(Figure record listings)
[start]

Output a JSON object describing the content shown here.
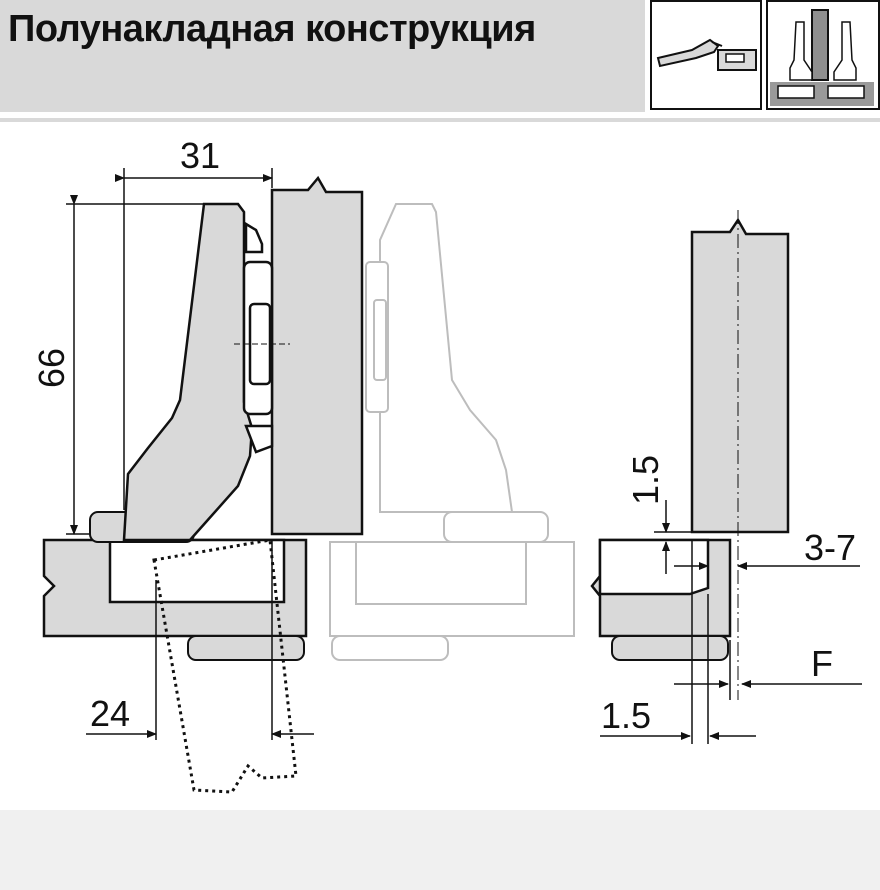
{
  "header": {
    "title": "Полунакладная конструкция"
  },
  "icons": {
    "mounting_side": "hinge-side-view-icon",
    "mounting_front": "half-overlay-front-view-icon"
  },
  "dimensions": {
    "width": "31",
    "height": "66",
    "bore_distance": "24",
    "gap_top": "1.5",
    "overlay_range": "3-7",
    "gap_bottom": "1.5",
    "overlay_label": "F"
  },
  "colors": {
    "panel_fill": "#d9d9d9",
    "line": "#111111",
    "ghost_line": "#bdbdbd"
  }
}
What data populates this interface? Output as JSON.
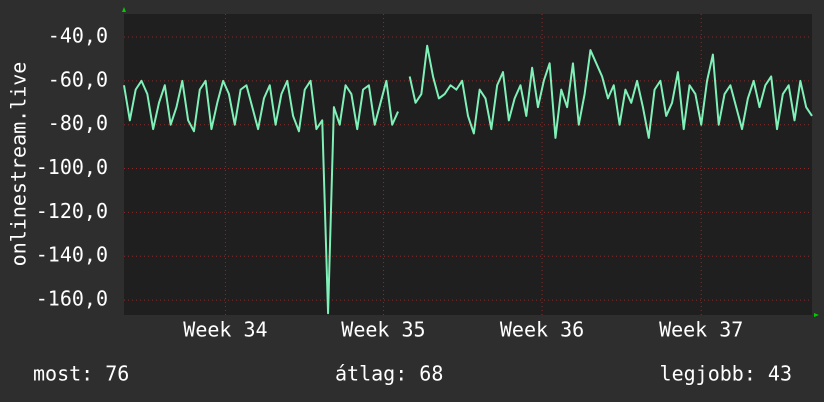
{
  "chart_data": {
    "type": "line",
    "ylabel": "onlinestream.live",
    "xlim": [
      0,
      118
    ],
    "xticks": [
      {
        "value": 17.4,
        "label": "Week 34"
      },
      {
        "value": 44.5,
        "label": "Week 35"
      },
      {
        "value": 71.7,
        "label": "Week 36"
      },
      {
        "value": 99.0,
        "label": "Week 37"
      }
    ],
    "ylim": [
      -166.8,
      -29.5
    ],
    "yticks": [
      {
        "value": -40,
        "label": "-40,0"
      },
      {
        "value": -60,
        "label": "-60,0"
      },
      {
        "value": -80,
        "label": "-80,0"
      },
      {
        "value": -100,
        "label": "-100,0"
      },
      {
        "value": -120,
        "label": "-120,0"
      },
      {
        "value": -140,
        "label": "-140,0"
      },
      {
        "value": -160,
        "label": "-160,0"
      }
    ],
    "grid": true,
    "series": [
      {
        "color": "#7ff0b8",
        "values": [
          -62,
          -78,
          -64,
          -60,
          -66,
          -82,
          -70,
          -62,
          -80,
          -72,
          -60,
          -78,
          -83,
          -64,
          -60,
          -82,
          -70,
          -60,
          -66,
          -80,
          -64,
          -62,
          -72,
          -82,
          -68,
          -62,
          -80,
          -66,
          -60,
          -76,
          -83,
          -64,
          -60,
          -82,
          -78,
          -166,
          -72,
          -80,
          -62,
          -66,
          -82,
          -64,
          -62,
          -80,
          -70,
          -60,
          -80,
          -74,
          null,
          -58,
          -70,
          -66,
          -44,
          -58,
          -68,
          -66,
          -62,
          -64,
          -60,
          -76,
          -84,
          -64,
          -68,
          -82,
          -62,
          -56,
          -78,
          -68,
          -62,
          -76,
          -54,
          -72,
          -60,
          -52,
          -86,
          -64,
          -72,
          -52,
          -80,
          -66,
          -46,
          -52,
          -58,
          -68,
          -62,
          -80,
          -64,
          -70,
          -60,
          -72,
          -86,
          -64,
          -60,
          -76,
          -70,
          -56,
          -82,
          -62,
          -66,
          -80,
          -60,
          -48,
          -80,
          -66,
          -62,
          -72,
          -82,
          -68,
          -60,
          -72,
          -62,
          -58,
          -82,
          -66,
          -62,
          -78,
          -60,
          -72,
          -76
        ]
      }
    ],
    "stats": [
      "most: 76",
      "átlag: 68",
      "legjobb: 43"
    ]
  }
}
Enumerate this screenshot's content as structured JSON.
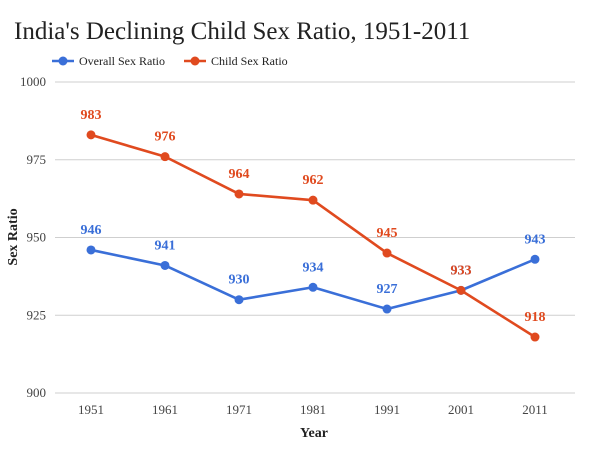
{
  "chart_data": {
    "type": "line",
    "title": "India's Declining Child Sex Ratio, 1951-2011",
    "xlabel": "Year",
    "ylabel": "Sex Ratio",
    "categories": [
      "1951",
      "1961",
      "1971",
      "1981",
      "1991",
      "2001",
      "2011"
    ],
    "ylim": [
      900,
      1000
    ],
    "yticks": [
      900,
      925,
      950,
      975,
      1000
    ],
    "grid": true,
    "legend_position": "top-left",
    "series": [
      {
        "name": "Overall Sex Ratio",
        "color": "#3a6fd8",
        "values": [
          946,
          941,
          930,
          934,
          927,
          933,
          943
        ]
      },
      {
        "name": "Child Sex Ratio",
        "color": "#e04a1f",
        "values": [
          983,
          976,
          964,
          962,
          945,
          933,
          918
        ]
      }
    ]
  }
}
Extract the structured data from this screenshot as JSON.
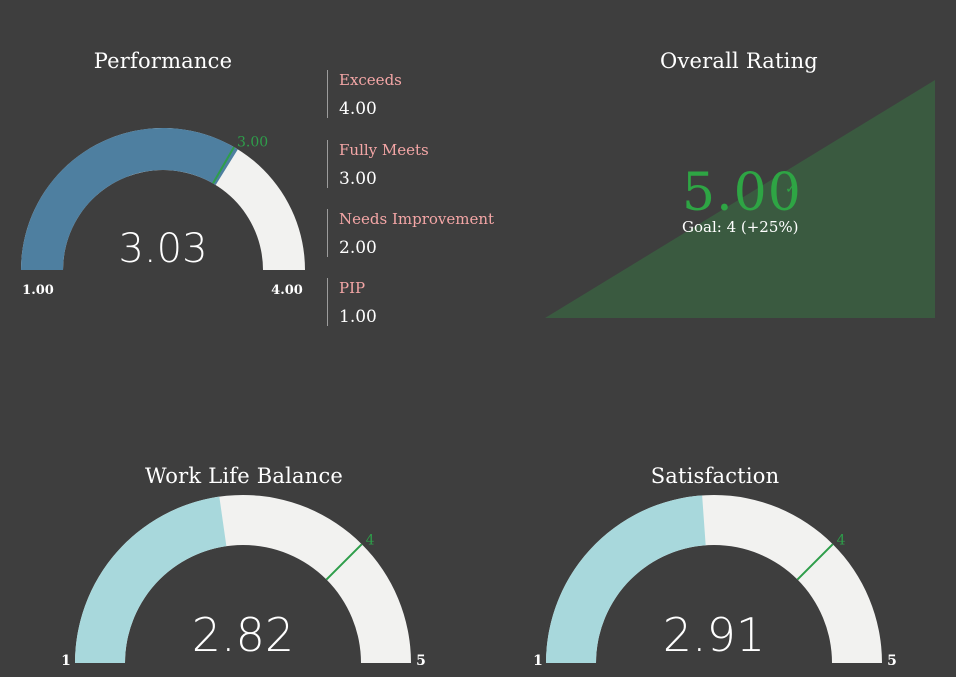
{
  "performance": {
    "title": "Performance",
    "value": 3.03,
    "value_label": "3.03",
    "min": 1,
    "max": 4,
    "min_label": "1.00",
    "max_label": "4.00",
    "target": 3.0,
    "target_label": "3.00",
    "fill_color": "#4e7fa0",
    "legend": [
      {
        "name": "Exceeds",
        "value": "4.00"
      },
      {
        "name": "Fully Meets",
        "value": "3.00"
      },
      {
        "name": "Needs Improvement",
        "value": "2.00"
      },
      {
        "name": "PIP",
        "value": "1.00"
      }
    ]
  },
  "overall_rating": {
    "title": "Overall Rating",
    "value": "5.00",
    "check_icon": "checkmark-icon",
    "goal": "Goal: 4 (+25%)",
    "area_color": "#3a5a40",
    "value_color": "#2ea544"
  },
  "work_life_balance": {
    "title": "Work Life Balance",
    "value": 2.82,
    "value_label": "2.82",
    "min": 1,
    "max": 5,
    "min_label": "1",
    "max_label": "5",
    "target": 4,
    "target_label": "4",
    "fill_color": "#a8d8dc"
  },
  "satisfaction": {
    "title": "Satisfaction",
    "value": 2.91,
    "value_label": "2.91",
    "min": 1,
    "max": 5,
    "min_label": "1",
    "max_label": "5",
    "target": 4,
    "target_label": "4",
    "fill_color": "#a8d8dc"
  },
  "colors": {
    "background": "#3e3e3e",
    "track": "#f2f2f0",
    "target_line": "#2e9e4a"
  }
}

[end]

• [What this task involves] Repeat the listing verbatim. Skip the pictures.

• [Correct result]
Output a JSON object describing the content shown here.
{
  "header": {
    "title": "Полунакладная конструкция"
  },
  "icons": {
    "mounting_side": "hinge-side-view-icon",
    "mounting_front": "half-overlay-front-view-icon"
  },
  "dimensions": {
    "width": "31",
    "height": "66",
    "bore_distance": "24",
    "gap_top": "1.5",
    "overlay_range": "3-7",
    "gap_bottom": "1.5",
    "overlay_label": "F"
  },
  "colors": {
    "panel_fill": "#d9d9d9",
    "line": "#111111",
    "ghost_line": "#bdbdbd"
  }
}
What data populates this interface? Output as JSON.
{
  "chart_data": {
    "type": "line",
    "ylabel": "onlinestream.live",
    "xlim": [
      0,
      118
    ],
    "xticks": [
      {
        "value": 17.4,
        "label": "Week 34"
      },
      {
        "value": 44.5,
        "label": "Week 35"
      },
      {
        "value": 71.7,
        "label": "Week 36"
      },
      {
        "value": 99.0,
        "label": "Week 37"
      }
    ],
    "ylim": [
      -166.8,
      -29.5
    ],
    "yticks": [
      {
        "value": -40,
        "label": "-40,0"
      },
      {
        "value": -60,
        "label": "-60,0"
      },
      {
        "value": -80,
        "label": "-80,0"
      },
      {
        "value": -100,
        "label": "-100,0"
      },
      {
        "value": -120,
        "label": "-120,0"
      },
      {
        "value": -140,
        "label": "-140,0"
      },
      {
        "value": -160,
        "label": "-160,0"
      }
    ],
    "grid": true,
    "series": [
      {
        "color": "#7ff0b8",
        "values": [
          -62,
          -78,
          -64,
          -60,
          -66,
          -82,
          -70,
          -62,
          -80,
          -72,
          -60,
          -78,
          -83,
          -64,
          -60,
          -82,
          -70,
          -60,
          -66,
          -80,
          -64,
          -62,
          -72,
          -82,
          -68,
          -62,
          -80,
          -66,
          -60,
          -76,
          -83,
          -64,
          -60,
          -82,
          -78,
          -166,
          -72,
          -80,
          -62,
          -66,
          -82,
          -64,
          -62,
          -80,
          -70,
          -60,
          -80,
          -74,
          null,
          -58,
          -70,
          -66,
          -44,
          -58,
          -68,
          -66,
          -62,
          -64,
          -60,
          -76,
          -84,
          -64,
          -68,
          -82,
          -62,
          -56,
          -78,
          -68,
          -62,
          -76,
          -54,
          -72,
          -60,
          -52,
          -86,
          -64,
          -72,
          -52,
          -80,
          -66,
          -46,
          -52,
          -58,
          -68,
          -62,
          -80,
          -64,
          -70,
          -60,
          -72,
          -86,
          -64,
          -60,
          -76,
          -70,
          -56,
          -82,
          -62,
          -66,
          -80,
          -60,
          -48,
          -80,
          -66,
          -62,
          -72,
          -82,
          -68,
          -60,
          -72,
          -62,
          -58,
          -82,
          -66,
          -62,
          -78,
          -60,
          -72,
          -76
        ]
      }
    ],
    "stats": [
      "most: 76",
      "átlag: 68",
      "legjobb: 43"
    ]
  }
}
Enumerate this screenshot's content as structured JSON.
{
  "chart_data": {
    "type": "line",
    "title": "India's Declining Child Sex Ratio, 1951-2011",
    "xlabel": "Year",
    "ylabel": "Sex Ratio",
    "categories": [
      "1951",
      "1961",
      "1971",
      "1981",
      "1991",
      "2001",
      "2011"
    ],
    "ylim": [
      900,
      1000
    ],
    "yticks": [
      900,
      925,
      950,
      975,
      1000
    ],
    "grid": true,
    "legend_position": "top-left",
    "series": [
      {
        "name": "Overall Sex Ratio",
        "color": "#3a6fd8",
        "values": [
          946,
          941,
          930,
          934,
          927,
          933,
          943
        ]
      },
      {
        "name": "Child Sex Ratio",
        "color": "#e04a1f",
        "values": [
          983,
          976,
          964,
          962,
          945,
          933,
          918
        ]
      }
    ]
  }
}
Extract the structured data from this screenshot as JSON.
{
  "performance": {
    "title": "Performance",
    "value": 3.03,
    "value_label": "3.03",
    "min": 1,
    "max": 4,
    "min_label": "1.00",
    "max_label": "4.00",
    "target": 3.0,
    "target_label": "3.00",
    "fill_color": "#4e7fa0",
    "legend": [
      {
        "name": "Exceeds",
        "value": "4.00"
      },
      {
        "name": "Fully Meets",
        "value": "3.00"
      },
      {
        "name": "Needs Improvement",
        "value": "2.00"
      },
      {
        "name": "PIP",
        "value": "1.00"
      }
    ]
  },
  "overall_rating": {
    "title": "Overall Rating",
    "value": "5.00",
    "check_icon": "checkmark-icon",
    "goal": "Goal: 4 (+25%)",
    "area_color": "#3a5a40",
    "value_color": "#2ea544"
  },
  "work_life_balance": {
    "title": "Work Life Balance",
    "value": 2.82,
    "value_label": "2.82",
    "min": 1,
    "max": 5,
    "min_label": "1",
    "max_label": "5",
    "target": 4,
    "target_label": "4",
    "fill_color": "#a8d8dc"
  },
  "satisfaction": {
    "title": "Satisfaction",
    "value": 2.91,
    "value_label": "2.91",
    "min": 1,
    "max": 5,
    "min_label": "1",
    "max_label": "5",
    "target": 4,
    "target_label": "4",
    "fill_color": "#a8d8dc"
  },
  "colors": {
    "background": "#3e3e3e",
    "track": "#f2f2f0",
    "target_line": "#2e9e4a"
  }
}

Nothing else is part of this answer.